Problem to solve ::
Reproduce word for word the part of the material that starts at its first line and ends with the line containing "code-text: <!-- 第2项", including both of those lines.

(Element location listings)

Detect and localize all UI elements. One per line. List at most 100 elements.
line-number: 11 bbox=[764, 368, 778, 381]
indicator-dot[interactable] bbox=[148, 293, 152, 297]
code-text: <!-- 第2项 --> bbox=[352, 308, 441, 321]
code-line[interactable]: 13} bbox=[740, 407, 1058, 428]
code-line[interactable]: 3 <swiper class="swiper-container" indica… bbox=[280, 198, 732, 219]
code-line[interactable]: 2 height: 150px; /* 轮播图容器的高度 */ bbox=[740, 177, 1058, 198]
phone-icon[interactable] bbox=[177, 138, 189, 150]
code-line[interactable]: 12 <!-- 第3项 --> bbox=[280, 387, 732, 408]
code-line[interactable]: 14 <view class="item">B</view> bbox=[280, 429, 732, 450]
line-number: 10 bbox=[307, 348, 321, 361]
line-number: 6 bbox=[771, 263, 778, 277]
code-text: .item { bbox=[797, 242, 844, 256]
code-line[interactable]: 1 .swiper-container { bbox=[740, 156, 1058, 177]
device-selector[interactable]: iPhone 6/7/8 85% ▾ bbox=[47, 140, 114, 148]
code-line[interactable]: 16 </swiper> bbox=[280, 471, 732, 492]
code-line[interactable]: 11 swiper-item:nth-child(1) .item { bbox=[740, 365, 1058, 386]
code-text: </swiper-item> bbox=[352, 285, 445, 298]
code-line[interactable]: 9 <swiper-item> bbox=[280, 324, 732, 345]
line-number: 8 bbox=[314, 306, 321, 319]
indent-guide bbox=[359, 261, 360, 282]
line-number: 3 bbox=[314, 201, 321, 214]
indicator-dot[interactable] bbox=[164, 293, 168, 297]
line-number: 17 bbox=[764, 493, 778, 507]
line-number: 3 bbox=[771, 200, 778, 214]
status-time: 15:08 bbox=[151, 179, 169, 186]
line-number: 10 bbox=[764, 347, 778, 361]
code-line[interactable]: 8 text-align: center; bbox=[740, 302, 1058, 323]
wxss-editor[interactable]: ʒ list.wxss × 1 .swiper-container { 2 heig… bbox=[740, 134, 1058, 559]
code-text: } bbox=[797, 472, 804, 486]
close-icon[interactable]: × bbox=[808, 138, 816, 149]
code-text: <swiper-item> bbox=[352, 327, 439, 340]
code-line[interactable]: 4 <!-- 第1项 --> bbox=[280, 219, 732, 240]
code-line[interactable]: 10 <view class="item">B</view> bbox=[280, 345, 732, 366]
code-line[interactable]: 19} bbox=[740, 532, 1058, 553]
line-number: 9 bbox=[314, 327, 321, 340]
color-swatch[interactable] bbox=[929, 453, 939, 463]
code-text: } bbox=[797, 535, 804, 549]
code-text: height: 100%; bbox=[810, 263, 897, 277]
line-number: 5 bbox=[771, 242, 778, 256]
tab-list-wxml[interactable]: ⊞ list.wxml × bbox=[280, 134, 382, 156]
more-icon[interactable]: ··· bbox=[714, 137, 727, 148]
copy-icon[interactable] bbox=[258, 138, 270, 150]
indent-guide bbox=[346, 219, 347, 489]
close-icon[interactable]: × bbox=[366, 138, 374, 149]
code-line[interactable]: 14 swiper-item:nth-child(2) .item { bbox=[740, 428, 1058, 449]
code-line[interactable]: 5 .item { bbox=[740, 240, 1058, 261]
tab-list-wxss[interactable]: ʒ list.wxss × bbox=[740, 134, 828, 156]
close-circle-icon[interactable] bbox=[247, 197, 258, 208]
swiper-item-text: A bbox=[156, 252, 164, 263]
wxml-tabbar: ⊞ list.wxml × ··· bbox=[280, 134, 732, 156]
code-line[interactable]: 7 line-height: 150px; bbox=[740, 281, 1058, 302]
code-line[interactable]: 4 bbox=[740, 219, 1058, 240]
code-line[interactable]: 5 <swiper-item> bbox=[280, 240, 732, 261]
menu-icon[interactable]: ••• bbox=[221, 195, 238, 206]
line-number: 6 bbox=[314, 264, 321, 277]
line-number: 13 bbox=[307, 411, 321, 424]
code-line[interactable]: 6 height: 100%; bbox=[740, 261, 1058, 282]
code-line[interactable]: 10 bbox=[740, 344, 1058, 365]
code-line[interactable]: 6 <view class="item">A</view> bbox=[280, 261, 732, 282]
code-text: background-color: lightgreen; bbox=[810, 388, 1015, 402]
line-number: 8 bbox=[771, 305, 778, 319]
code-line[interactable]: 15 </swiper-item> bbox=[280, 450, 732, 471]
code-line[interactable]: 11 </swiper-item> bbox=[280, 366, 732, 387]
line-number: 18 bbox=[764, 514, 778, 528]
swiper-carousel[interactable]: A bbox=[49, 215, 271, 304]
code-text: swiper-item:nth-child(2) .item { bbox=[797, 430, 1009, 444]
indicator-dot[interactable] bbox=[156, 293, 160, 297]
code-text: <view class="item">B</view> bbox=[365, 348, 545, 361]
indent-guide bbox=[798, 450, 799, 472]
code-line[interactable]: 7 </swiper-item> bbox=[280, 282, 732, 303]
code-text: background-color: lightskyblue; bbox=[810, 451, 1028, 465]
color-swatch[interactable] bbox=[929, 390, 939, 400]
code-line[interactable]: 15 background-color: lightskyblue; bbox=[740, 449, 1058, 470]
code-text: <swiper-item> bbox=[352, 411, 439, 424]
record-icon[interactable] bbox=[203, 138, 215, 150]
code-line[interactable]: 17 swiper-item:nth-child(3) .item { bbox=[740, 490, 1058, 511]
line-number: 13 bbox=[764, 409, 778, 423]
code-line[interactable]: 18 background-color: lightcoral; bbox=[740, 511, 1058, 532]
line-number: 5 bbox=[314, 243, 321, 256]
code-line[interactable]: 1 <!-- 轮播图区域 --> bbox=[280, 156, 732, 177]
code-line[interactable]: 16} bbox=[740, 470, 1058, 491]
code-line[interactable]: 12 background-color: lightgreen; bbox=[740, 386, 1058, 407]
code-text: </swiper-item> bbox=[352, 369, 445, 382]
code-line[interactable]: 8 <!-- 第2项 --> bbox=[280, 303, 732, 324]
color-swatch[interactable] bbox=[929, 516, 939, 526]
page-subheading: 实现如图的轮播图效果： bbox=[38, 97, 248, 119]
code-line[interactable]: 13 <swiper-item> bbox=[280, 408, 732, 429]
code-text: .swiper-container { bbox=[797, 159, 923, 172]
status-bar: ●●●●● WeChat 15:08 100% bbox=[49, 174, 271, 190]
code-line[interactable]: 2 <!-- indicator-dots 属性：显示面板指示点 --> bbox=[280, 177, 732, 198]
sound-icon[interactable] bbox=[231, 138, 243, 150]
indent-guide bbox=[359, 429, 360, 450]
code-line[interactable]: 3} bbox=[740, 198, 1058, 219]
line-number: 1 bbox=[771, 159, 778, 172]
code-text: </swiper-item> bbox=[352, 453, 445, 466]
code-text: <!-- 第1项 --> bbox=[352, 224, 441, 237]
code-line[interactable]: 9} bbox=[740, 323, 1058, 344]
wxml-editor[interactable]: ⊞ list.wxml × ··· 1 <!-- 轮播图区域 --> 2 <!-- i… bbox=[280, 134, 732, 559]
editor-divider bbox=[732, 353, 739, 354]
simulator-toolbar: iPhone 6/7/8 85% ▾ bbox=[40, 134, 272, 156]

Result for this task ::
Detect and localize all UI elements. One per line. List at most 100 elements.
line-number: 11 bbox=[764, 368, 778, 381]
indicator-dot[interactable] bbox=[148, 293, 152, 297]
code-text: <!-- 第2项 --> bbox=[352, 308, 441, 321]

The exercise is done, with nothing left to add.